Records to process:
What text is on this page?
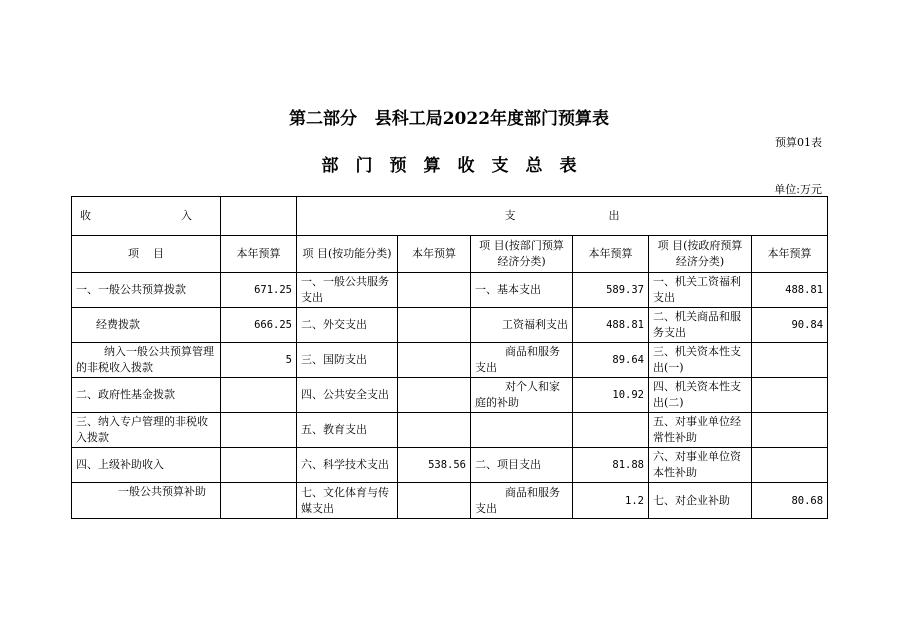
第二部分   县科工局2022年度部门预算表
预算01表
部门预算收支总表
单位:万元
收 入		支 出					
项    目	本年预算	项 目(按功能分类)	本年预算	项 目(按部门预算经济分类)	本年预算	项 目(按政府预算经济分类)	本年预算
一、一般公共预算拨款	671.25	一、一般公共服务支出		一、基本支出	589.37	一、机关工资福利支出	488.81
经费拨款	666.25	二、外交支出		工资福利支出	488.81	二、机关商品和服务支出	90.84
纳入一般公共预算管理的非税收入拨款	5	三、国防支出		商品和服务支出	89.64	三、机关资本性支出(一)	
二、政府性基金拨款		四、公共安全支出		对个人和家庭的补助	10.92	四、机关资本性支出(二)	
三、纳入专户管理的非税收入拨款		五、教育支出				五、对事业单位经常性补助	
四、上级补助收入		六、科学技术支出	538.56	二、项目支出	81.88	六、对事业单位资本性补助	
一般公共预算补助		七、文化体育与传媒支出		商品和服务支出	1.2	七、对企业补助	80.68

Problem requirements:
Every line holding "机关资本性支出" should be copied out.

Complete output:
纳入一般公共预算管理的非税收入拨款	5	三、国防支出		商品和服务支出	89.64	三、机关资本性支出(一)	
二、政府性基金拨款		四、公共安全支出		对个人和家庭的补助	10.92	四、机关资本性支出(二)	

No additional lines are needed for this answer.